Element and box listings
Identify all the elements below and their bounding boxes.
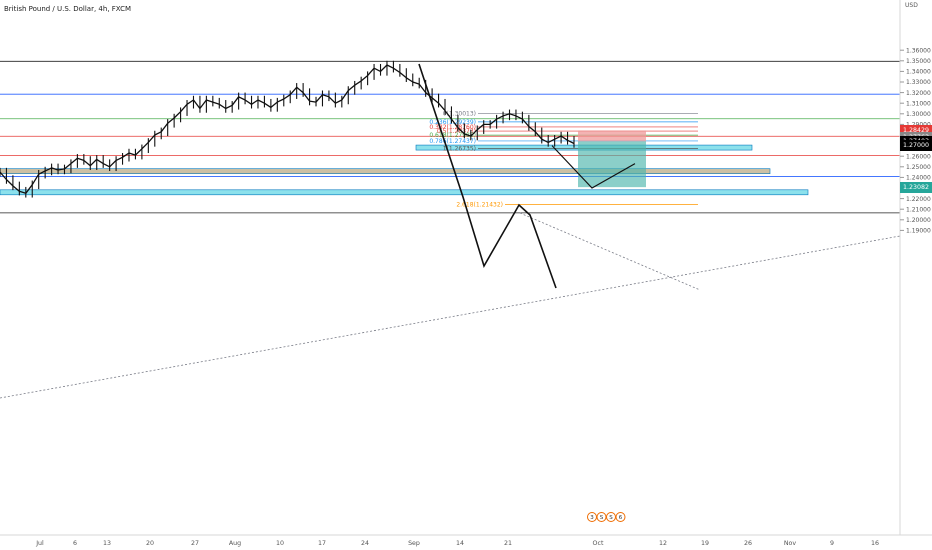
- take-profit-zone[interactable]: [578, 141, 646, 188]
- trend-line: [519, 212, 701, 291]
- price-tag: 1.28429: [900, 124, 932, 136]
- x-tick-label: 12: [659, 540, 667, 547]
- x-tick-label: 21: [504, 540, 512, 547]
- projection-path: [551, 145, 636, 189]
- price-series-line: [0, 64, 575, 194]
- y-tick-label: 1.21000: [906, 206, 931, 213]
- fib-level-label: 0.236(1.29239): [429, 119, 476, 126]
- x-tick-label: 17: [318, 540, 326, 547]
- event-marker[interactable]: [615, 512, 626, 522]
- price-tag: 1.23082: [900, 181, 932, 193]
- y-tick-label: 1.33000: [906, 79, 931, 86]
- projection-layer: [551, 145, 636, 189]
- event-marker-label: 6: [619, 515, 623, 521]
- x-tick-label: 13: [103, 540, 111, 547]
- x-tick-label: 10: [276, 540, 284, 547]
- position-tool[interactable]: [578, 130, 646, 188]
- y-tick-label: 1.34000: [906, 69, 931, 76]
- x-tick-label: Jul: [35, 540, 44, 547]
- y-tick-label: 1.35000: [906, 58, 931, 65]
- y-tick-label: 1.22000: [906, 196, 931, 203]
- y-tick-label: 1.20000: [906, 217, 931, 224]
- fib-level-label: 0.5(1.28373): [437, 128, 476, 135]
- x-tick-label: 27: [191, 540, 199, 547]
- x-tick-label: Nov: [784, 540, 797, 547]
- price-series-layer: [0, 60, 575, 198]
- trend-line: [0, 235, 901, 399]
- x-tick-label: 19: [701, 540, 709, 547]
- y-tick-label: 1.26000: [906, 153, 931, 160]
- y-tick-label: 1.30000: [906, 111, 931, 118]
- x-tick-label: 26: [744, 540, 752, 547]
- fib-level-label: 0(1.30013): [443, 111, 476, 118]
- fib-level-label: 0.382(1.28760): [429, 124, 476, 131]
- y-tick-label: 1.32000: [906, 90, 931, 97]
- x-tick-label: 6: [73, 540, 77, 547]
- event-marker-label: 3: [590, 515, 594, 521]
- y-tick-label: 1.31000: [906, 100, 931, 107]
- x-tick-label: 14: [456, 540, 464, 547]
- y-tick-label: 1.36000: [906, 47, 931, 54]
- fib-level-label: 0.618(1.27986): [429, 132, 476, 139]
- y-tick-label: 1.19000: [906, 228, 931, 235]
- trend-lines-layer: [0, 63, 901, 399]
- price-zone: [0, 189, 809, 196]
- zones-layer: [0, 144, 809, 196]
- stop-loss-zone[interactable]: [578, 130, 646, 142]
- fib-level-label: 0.786(1.27437): [429, 138, 476, 145]
- y-tick-label: 1.25000: [906, 164, 931, 171]
- fibonacci-layer: 0(1.30013)0.236(1.29239)0.382(1.28760)0.…: [429, 111, 698, 209]
- price-zone: [0, 168, 771, 175]
- x-tick-label: 20: [146, 540, 154, 547]
- x-tick-label: 9: [830, 540, 834, 547]
- price-axis-unit: USD: [905, 2, 918, 9]
- chart-title: British Pound / U.S. Dollar, 4h, FXCM: [4, 5, 132, 13]
- x-tick-label: Aug: [229, 540, 241, 547]
- fib-level-label: 1(1.26735): [443, 145, 476, 152]
- fib-level-label: 2.618(1.21432): [456, 202, 503, 209]
- event-marker-label: S: [600, 515, 604, 521]
- price-tag: 1.27000: [900, 140, 932, 152]
- y-tick-label: 1.24000: [906, 175, 931, 182]
- x-tick-label: 24: [361, 540, 369, 547]
- time-scale[interactable]: Jul 6 13 20 27 Aug 10 17 24 Sep 14 21 Oct 12 19 26 Nov 9 1…: [35, 540, 879, 547]
- x-tick-label: Oct: [593, 540, 604, 547]
- event-marker-label: S: [609, 515, 613, 521]
- x-tick-label: 16: [871, 540, 879, 547]
- x-tick-label: Sep: [408, 540, 420, 547]
- zigzag-line: [418, 63, 557, 289]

■ Your task
Which of the lines above contain the string "trend", with case counting? Show each of them in full.

■ Response below
- trend-line: [519, 212, 701, 291]
- trend-line: [0, 235, 901, 399]
- trend-lines-layer: [0, 63, 901, 399]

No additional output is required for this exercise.